**Extracted records**
-*-*-
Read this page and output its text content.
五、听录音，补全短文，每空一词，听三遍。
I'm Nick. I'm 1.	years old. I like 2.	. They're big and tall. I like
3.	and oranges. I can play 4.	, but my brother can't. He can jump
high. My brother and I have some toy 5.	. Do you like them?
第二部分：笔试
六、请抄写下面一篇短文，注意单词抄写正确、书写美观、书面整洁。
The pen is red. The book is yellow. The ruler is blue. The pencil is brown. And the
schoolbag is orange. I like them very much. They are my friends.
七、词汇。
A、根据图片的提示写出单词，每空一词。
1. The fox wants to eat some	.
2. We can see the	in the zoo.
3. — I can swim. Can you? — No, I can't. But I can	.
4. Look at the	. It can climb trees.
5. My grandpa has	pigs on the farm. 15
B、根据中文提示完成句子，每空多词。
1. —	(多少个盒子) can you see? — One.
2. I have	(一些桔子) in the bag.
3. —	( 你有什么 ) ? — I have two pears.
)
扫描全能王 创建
-*-*-
**PROBLEM DETAILS**
State, as a bare number, how many lines of the listing hold the word "them".

**PROBLEM SOLUTION**
2